▸ Problem to work on: Write each line out exactly, leaving none out.

_ _ _ _

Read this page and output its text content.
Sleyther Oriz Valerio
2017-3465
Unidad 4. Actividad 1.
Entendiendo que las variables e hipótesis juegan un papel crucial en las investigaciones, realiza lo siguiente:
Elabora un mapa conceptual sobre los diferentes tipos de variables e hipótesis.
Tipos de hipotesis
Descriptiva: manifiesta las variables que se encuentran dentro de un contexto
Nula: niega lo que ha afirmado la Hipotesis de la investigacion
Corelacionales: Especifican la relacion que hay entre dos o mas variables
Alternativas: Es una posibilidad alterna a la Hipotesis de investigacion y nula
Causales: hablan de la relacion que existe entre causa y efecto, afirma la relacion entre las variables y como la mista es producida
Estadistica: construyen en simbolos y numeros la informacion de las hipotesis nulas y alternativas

_ _ _ _

▸ The response:
Read this page and output its text content.
Sleyther Oriz Valerio
2017-3465
Unidad 4. Actividad 1.
Entendiendo que las variables e hipótesis juegan un papel crucial en las investigaciones, realiza lo siguiente:
Elabora un mapa conceptual sobre los diferentes tipos de variables e hipótesis.
Tipos de hipotesis
Descriptiva: manifiesta las variables que se encuentran dentro de un contexto
Nula: niega lo que ha afirmado la Hipotesis de la investigacion
Corelacionales: Especifican la relacion que hay entre dos o mas variables
Alternativas: Es una posibilidad alterna a la Hipotesis de investigacion y nula
Causales: hablan de la relacion que existe entre causa y efecto, afirma la relacion entre las variables y como la mista es producida
Estadistica: construyen en simbolos y numeros la informacion de las hipotesis nulas y alternativas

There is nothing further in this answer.